» Work to complete: Copy each line in the data that includes the word "hastighetsgränsen".

****************************************

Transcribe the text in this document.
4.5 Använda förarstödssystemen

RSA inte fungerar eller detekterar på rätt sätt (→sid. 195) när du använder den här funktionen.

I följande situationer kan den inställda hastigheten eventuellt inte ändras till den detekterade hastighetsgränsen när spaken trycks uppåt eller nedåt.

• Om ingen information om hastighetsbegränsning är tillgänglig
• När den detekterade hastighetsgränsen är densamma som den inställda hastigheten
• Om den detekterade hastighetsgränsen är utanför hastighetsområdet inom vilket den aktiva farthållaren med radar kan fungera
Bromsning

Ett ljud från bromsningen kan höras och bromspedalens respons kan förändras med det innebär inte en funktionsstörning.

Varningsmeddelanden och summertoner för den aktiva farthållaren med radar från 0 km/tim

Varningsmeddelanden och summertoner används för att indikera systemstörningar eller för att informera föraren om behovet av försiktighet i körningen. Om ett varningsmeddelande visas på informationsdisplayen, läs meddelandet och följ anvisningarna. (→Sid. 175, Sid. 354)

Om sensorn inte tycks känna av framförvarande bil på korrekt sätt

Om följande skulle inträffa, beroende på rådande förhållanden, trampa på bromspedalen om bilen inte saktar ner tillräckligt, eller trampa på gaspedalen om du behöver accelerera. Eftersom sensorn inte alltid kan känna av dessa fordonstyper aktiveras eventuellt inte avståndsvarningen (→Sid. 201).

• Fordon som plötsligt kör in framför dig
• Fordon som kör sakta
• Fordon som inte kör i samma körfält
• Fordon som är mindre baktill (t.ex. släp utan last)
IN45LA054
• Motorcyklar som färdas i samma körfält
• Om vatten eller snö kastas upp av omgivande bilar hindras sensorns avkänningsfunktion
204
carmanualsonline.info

****************************************

» Written solution:
I följande situationer kan den inställda hastigheten eventuellt inte ändras till den detekterade hastighetsgränsen när spaken trycks uppåt eller nedåt.
• När den detekterade hastighetsgränsen är densamma som den inställda hastigheten
• Om den detekterade hastighetsgränsen är utanför hastighetsområdet inom vilket den aktiva farthållaren med radar kan fungera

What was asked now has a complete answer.